● **Short task**
Return every row below verbatim, with the pictures omitted.

+ + + + + + +

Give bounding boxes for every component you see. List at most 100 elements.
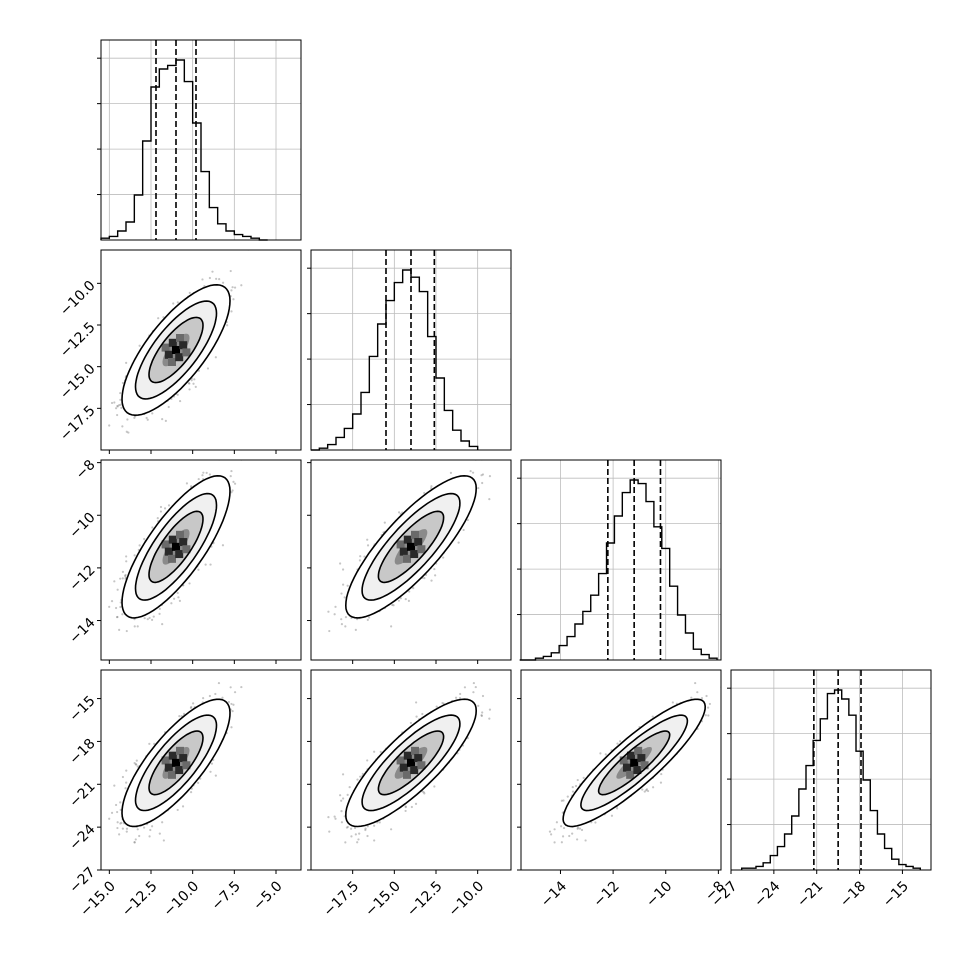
scatter-point: [197, 569, 199, 571]
scatter-point: [119, 392, 121, 394]
scatter-point: [211, 271, 213, 273]
scatter-point: [147, 419, 149, 421]
scatter-point: [121, 613, 123, 615]
scatter-point: [340, 592, 342, 594]
scatter-point: [230, 726, 232, 728]
scatter-point: [188, 582, 190, 584]
scatter-point: [172, 302, 174, 304]
scatter-point: [195, 386, 197, 388]
scatter-point: [209, 563, 211, 565]
scatter-point: [234, 483, 236, 485]
scatter-point: [198, 478, 200, 480]
scatter-point: [116, 405, 118, 407]
density-bin: [417, 545, 425, 553]
scatter-point: [202, 472, 204, 474]
scatter-point: [168, 504, 170, 506]
scatter-panel-r3-c1: [97, 443, 301, 664]
scatter-point: [240, 284, 242, 286]
scatter-point: [433, 568, 435, 570]
density-bin: [169, 536, 177, 544]
scatter-point: [367, 544, 369, 546]
scatter-point: [177, 301, 179, 303]
scatter-point: [115, 804, 117, 806]
scatter-point: [170, 602, 172, 604]
scatter-point: [138, 835, 140, 837]
scatter-point: [442, 556, 444, 558]
scatter-point: [342, 568, 344, 570]
scatter-point: [122, 571, 124, 573]
scatter-point: [188, 382, 190, 384]
scatter-point: [430, 485, 432, 487]
scatter-point: [119, 578, 121, 580]
scatter-point: [137, 625, 139, 627]
scatter-point: [189, 292, 191, 294]
scatter-point: [148, 617, 150, 619]
scatter-point: [207, 367, 209, 369]
scatter-point: [179, 400, 181, 402]
diag-panel-3: [517, 460, 721, 660]
scatter-point: [368, 616, 370, 618]
scatter-point: [125, 560, 127, 562]
density-bin: [179, 538, 187, 546]
scatter-point: [206, 472, 208, 474]
scatter-point: [151, 526, 153, 528]
scatter-point: [164, 507, 166, 509]
scatter-point: [205, 564, 207, 566]
scatter-point: [218, 278, 220, 280]
scatter-panel-r4-c1: [97, 658, 301, 874]
scatter-point: [108, 606, 110, 608]
scatter-point: [113, 580, 115, 582]
scatter-point: [159, 832, 161, 834]
scatter-point: [477, 487, 479, 489]
density-bin: [172, 346, 180, 354]
diag-panel-1: [97, 40, 301, 240]
scatter-point: [161, 418, 163, 420]
scatter-point: [334, 613, 336, 615]
diag-panel-4: [727, 670, 931, 870]
scatter-point: [124, 574, 126, 576]
scatter-point: [328, 630, 330, 632]
scatter-point: [161, 623, 163, 625]
scatter-point: [209, 473, 211, 475]
scatter-point: [179, 600, 181, 602]
scatter-point: [334, 606, 336, 608]
scatter-point: [108, 424, 110, 426]
scatter-point: [158, 613, 160, 615]
scatter-point: [430, 580, 432, 582]
scatter-point: [117, 589, 119, 591]
scatter-point: [144, 617, 146, 619]
scatter-point: [157, 317, 159, 319]
scatter-point: [119, 606, 121, 608]
density-bin: [165, 548, 173, 556]
scatter-point: [367, 619, 369, 621]
scatter-point: [126, 418, 128, 420]
scatter-point: [390, 625, 392, 627]
scatter-point: [139, 544, 141, 546]
scatter-point: [153, 616, 155, 618]
density-bin: [414, 538, 422, 546]
scatter-point: [116, 616, 118, 618]
scatter-point: [121, 425, 123, 427]
scatter-point: [222, 544, 224, 546]
scatter-point: [168, 406, 170, 408]
scatter-point: [119, 399, 121, 401]
scatter-point: [470, 470, 472, 472]
scatter-point: [398, 511, 400, 513]
scatter-point: [116, 414, 118, 416]
scatter-point: [120, 407, 122, 409]
density-bin: [407, 543, 415, 551]
scatter-point: [122, 577, 124, 579]
scatter-point: [366, 539, 368, 541]
scatter-point: [230, 289, 232, 291]
scatter-point: [115, 407, 117, 409]
panel-background: [521, 460, 721, 660]
scatter-point: [463, 529, 465, 531]
scatter-point: [230, 475, 232, 477]
scatter-point: [230, 470, 232, 472]
scatter-point: [146, 417, 148, 419]
scatter-point: [134, 625, 136, 627]
scatter-point: [113, 401, 115, 403]
scatter-point: [163, 839, 165, 841]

+ + + + + + +

● **Solution for this task**
Give bounding boxes for every component you see. List at most 100 elements.
scatter-point: [197, 569, 199, 571]
scatter-point: [119, 392, 121, 394]
scatter-point: [211, 271, 213, 273]
scatter-point: [147, 419, 149, 421]
scatter-point: [121, 613, 123, 615]
scatter-point: [340, 592, 342, 594]
scatter-point: [230, 726, 232, 728]
scatter-point: [188, 582, 190, 584]
scatter-point: [172, 302, 174, 304]
scatter-point: [195, 386, 197, 388]
scatter-point: [209, 563, 211, 565]
scatter-point: [234, 483, 236, 485]
scatter-point: [198, 478, 200, 480]
scatter-point: [116, 405, 118, 407]
density-bin: [417, 545, 425, 553]
scatter-point: [202, 472, 204, 474]
scatter-point: [168, 504, 170, 506]
scatter-panel-r3-c1: [97, 443, 301, 664]
scatter-point: [240, 284, 242, 286]
scatter-point: [433, 568, 435, 570]
density-bin: [169, 536, 177, 544]
scatter-point: [367, 544, 369, 546]
scatter-point: [177, 301, 179, 303]
scatter-point: [115, 804, 117, 806]
scatter-point: [170, 602, 172, 604]
scatter-point: [138, 835, 140, 837]
scatter-point: [442, 556, 444, 558]
scatter-point: [342, 568, 344, 570]
scatter-point: [122, 571, 124, 573]
scatter-point: [188, 382, 190, 384]
scatter-point: [430, 485, 432, 487]
scatter-point: [119, 578, 121, 580]
scatter-point: [137, 625, 139, 627]
scatter-point: [189, 292, 191, 294]
scatter-point: [148, 617, 150, 619]
scatter-point: [207, 367, 209, 369]
scatter-point: [179, 400, 181, 402]
diag-panel-3: [517, 460, 721, 660]
scatter-point: [368, 616, 370, 618]
scatter-point: [125, 560, 127, 562]
density-bin: [179, 538, 187, 546]
scatter-point: [206, 472, 208, 474]
scatter-point: [151, 526, 153, 528]
scatter-point: [164, 507, 166, 509]
scatter-point: [205, 564, 207, 566]
scatter-point: [218, 278, 220, 280]
scatter-panel-r4-c1: [97, 658, 301, 874]
scatter-point: [108, 606, 110, 608]
scatter-point: [113, 580, 115, 582]
scatter-point: [159, 832, 161, 834]
scatter-point: [477, 487, 479, 489]
density-bin: [172, 346, 180, 354]
diag-panel-1: [97, 40, 301, 240]
scatter-point: [161, 418, 163, 420]
scatter-point: [334, 613, 336, 615]
diag-panel-4: [727, 670, 931, 870]
scatter-point: [124, 574, 126, 576]
scatter-point: [328, 630, 330, 632]
scatter-point: [161, 623, 163, 625]
scatter-point: [209, 473, 211, 475]
scatter-point: [179, 600, 181, 602]
scatter-point: [334, 606, 336, 608]
scatter-point: [108, 424, 110, 426]
scatter-point: [158, 613, 160, 615]
scatter-point: [430, 580, 432, 582]
scatter-point: [117, 589, 119, 591]
scatter-point: [144, 617, 146, 619]
scatter-point: [157, 317, 159, 319]
scatter-point: [119, 606, 121, 608]
density-bin: [165, 548, 173, 556]
scatter-point: [367, 619, 369, 621]
scatter-point: [126, 418, 128, 420]
scatter-point: [390, 625, 392, 627]
scatter-point: [139, 544, 141, 546]
scatter-point: [153, 616, 155, 618]
density-bin: [414, 538, 422, 546]
scatter-point: [116, 616, 118, 618]
scatter-point: [121, 425, 123, 427]
scatter-point: [222, 544, 224, 546]
scatter-point: [168, 406, 170, 408]
scatter-point: [119, 399, 121, 401]
scatter-point: [470, 470, 472, 472]
scatter-point: [398, 511, 400, 513]
scatter-point: [116, 414, 118, 416]
scatter-point: [120, 407, 122, 409]
density-bin: [407, 543, 415, 551]
scatter-point: [122, 577, 124, 579]
scatter-point: [366, 539, 368, 541]
scatter-point: [230, 289, 232, 291]
scatter-point: [115, 407, 117, 409]
panel-background: [521, 460, 721, 660]
scatter-point: [463, 529, 465, 531]
scatter-point: [230, 475, 232, 477]
scatter-point: [230, 470, 232, 472]
scatter-point: [146, 417, 148, 419]
scatter-point: [134, 625, 136, 627]
scatter-point: [113, 401, 115, 403]
scatter-point: [163, 839, 165, 841]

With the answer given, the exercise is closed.